### SHORT TASK:
Rewrite the rows from the start of the source data through the line containing "capacitor-per-100-icon: /100 — [134, 190, 174, 236]" as a numbered list, skipping any blank lines. Include only those rows.

** Start RECORDS SUPPLIED **

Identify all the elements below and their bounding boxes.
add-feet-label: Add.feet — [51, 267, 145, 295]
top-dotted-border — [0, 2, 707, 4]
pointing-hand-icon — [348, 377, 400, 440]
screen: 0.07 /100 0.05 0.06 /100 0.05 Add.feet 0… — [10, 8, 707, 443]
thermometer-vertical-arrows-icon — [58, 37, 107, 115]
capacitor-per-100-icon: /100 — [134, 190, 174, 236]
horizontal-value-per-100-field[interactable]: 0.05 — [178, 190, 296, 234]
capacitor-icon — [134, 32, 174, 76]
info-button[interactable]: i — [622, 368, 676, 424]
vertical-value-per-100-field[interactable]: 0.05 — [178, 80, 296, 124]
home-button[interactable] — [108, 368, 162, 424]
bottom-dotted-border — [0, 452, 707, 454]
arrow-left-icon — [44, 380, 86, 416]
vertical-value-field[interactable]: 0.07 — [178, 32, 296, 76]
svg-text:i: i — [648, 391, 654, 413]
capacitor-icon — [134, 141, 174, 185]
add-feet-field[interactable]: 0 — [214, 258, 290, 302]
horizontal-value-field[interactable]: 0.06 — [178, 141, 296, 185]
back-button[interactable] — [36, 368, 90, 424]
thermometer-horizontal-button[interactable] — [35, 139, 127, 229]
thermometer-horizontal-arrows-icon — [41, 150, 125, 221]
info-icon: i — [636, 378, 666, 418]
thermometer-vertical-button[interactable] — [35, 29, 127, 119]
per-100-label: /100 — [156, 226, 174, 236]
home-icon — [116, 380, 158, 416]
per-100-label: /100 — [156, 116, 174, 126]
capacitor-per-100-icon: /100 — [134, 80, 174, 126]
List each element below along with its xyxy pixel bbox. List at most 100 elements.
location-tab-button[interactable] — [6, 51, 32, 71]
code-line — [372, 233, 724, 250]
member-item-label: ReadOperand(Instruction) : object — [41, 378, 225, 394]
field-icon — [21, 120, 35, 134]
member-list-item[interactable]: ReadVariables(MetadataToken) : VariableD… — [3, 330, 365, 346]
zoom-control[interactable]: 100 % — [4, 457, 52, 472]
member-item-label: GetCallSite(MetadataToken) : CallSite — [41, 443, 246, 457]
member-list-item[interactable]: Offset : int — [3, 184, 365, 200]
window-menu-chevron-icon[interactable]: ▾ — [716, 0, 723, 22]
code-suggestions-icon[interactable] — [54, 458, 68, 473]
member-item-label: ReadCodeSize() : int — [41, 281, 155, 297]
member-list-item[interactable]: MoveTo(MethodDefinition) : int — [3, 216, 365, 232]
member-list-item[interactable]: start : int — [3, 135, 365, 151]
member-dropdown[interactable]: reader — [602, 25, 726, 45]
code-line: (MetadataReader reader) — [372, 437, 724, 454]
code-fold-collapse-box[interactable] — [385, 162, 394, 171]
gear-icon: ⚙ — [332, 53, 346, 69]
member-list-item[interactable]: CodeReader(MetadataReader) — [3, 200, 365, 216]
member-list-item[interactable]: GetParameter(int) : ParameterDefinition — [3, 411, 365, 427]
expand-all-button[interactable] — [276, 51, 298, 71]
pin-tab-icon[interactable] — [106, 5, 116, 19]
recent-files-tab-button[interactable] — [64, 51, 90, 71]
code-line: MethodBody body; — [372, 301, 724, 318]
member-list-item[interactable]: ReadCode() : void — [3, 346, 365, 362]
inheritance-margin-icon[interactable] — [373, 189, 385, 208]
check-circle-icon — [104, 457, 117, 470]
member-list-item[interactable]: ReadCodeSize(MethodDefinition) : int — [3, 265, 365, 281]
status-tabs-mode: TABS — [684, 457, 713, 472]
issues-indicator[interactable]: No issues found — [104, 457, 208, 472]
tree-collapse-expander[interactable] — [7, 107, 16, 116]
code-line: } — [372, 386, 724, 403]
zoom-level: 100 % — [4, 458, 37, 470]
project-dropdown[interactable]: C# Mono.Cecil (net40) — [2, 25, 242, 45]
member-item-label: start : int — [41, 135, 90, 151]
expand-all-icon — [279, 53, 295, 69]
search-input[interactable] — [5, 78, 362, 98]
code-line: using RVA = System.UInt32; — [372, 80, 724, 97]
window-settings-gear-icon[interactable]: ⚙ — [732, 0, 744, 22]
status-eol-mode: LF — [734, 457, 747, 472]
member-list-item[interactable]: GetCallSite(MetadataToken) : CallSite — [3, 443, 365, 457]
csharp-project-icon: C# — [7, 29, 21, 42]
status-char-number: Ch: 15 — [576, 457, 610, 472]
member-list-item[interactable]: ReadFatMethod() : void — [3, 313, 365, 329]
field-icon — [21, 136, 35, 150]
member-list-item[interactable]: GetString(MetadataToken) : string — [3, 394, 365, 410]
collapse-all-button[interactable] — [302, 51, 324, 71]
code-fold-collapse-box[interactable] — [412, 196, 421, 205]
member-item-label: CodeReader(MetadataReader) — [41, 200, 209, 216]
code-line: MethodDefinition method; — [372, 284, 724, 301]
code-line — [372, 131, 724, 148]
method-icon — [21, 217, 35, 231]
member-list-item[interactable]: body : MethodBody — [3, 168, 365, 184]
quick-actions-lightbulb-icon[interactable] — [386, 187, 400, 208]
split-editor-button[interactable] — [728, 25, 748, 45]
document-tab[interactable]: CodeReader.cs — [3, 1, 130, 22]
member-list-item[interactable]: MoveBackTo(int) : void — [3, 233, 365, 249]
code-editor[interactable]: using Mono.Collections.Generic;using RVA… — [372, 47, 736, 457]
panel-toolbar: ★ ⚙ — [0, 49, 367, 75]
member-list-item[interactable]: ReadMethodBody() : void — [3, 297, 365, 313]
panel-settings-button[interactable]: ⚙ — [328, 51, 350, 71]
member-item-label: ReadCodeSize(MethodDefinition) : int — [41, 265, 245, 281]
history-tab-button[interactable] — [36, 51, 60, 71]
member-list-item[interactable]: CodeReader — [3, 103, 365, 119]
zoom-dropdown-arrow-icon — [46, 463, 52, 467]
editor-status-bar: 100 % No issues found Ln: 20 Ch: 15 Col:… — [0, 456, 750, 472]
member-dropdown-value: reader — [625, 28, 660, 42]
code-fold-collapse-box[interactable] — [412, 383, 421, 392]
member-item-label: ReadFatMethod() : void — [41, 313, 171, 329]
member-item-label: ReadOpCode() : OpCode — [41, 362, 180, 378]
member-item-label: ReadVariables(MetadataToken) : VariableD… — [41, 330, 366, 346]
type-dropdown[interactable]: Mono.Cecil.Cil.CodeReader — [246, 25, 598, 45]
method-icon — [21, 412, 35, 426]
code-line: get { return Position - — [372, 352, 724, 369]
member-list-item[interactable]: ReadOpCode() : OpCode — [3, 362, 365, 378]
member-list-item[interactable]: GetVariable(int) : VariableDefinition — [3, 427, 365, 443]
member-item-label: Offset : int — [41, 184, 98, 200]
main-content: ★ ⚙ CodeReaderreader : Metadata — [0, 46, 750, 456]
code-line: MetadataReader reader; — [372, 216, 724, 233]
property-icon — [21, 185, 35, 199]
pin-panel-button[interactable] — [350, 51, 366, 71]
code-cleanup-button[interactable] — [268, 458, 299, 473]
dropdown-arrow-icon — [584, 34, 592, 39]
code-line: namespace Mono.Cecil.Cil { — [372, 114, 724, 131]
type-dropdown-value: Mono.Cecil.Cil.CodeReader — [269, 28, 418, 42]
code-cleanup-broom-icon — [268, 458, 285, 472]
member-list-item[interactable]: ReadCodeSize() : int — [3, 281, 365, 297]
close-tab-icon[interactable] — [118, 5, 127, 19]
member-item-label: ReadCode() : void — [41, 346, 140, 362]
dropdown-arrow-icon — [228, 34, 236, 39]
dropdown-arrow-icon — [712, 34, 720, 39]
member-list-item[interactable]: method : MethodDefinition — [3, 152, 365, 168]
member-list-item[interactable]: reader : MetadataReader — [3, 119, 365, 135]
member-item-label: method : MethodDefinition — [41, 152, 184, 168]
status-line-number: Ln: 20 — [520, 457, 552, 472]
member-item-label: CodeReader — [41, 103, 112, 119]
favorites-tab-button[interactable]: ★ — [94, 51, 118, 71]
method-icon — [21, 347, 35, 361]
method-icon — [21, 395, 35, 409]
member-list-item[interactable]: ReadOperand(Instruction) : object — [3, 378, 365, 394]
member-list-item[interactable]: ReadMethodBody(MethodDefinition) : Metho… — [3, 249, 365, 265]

** End RECORDS SUPPLIED **

### ANSWER FOR THE TASK:
1. Identify all the elements below and their bounding boxes.
2. add-feet-label: Add.feet — [51, 267, 145, 295]
3. top-dotted-border — [0, 2, 707, 4]
4. pointing-hand-icon — [348, 377, 400, 440]
5. screen: 0.07 /100 0.05 0.06 /100 0.05 Add.feet 0… — [10, 8, 707, 443]
6. thermometer-vertical-arrows-icon — [58, 37, 107, 115]
7. capacitor-per-100-icon: /100 — [134, 190, 174, 236]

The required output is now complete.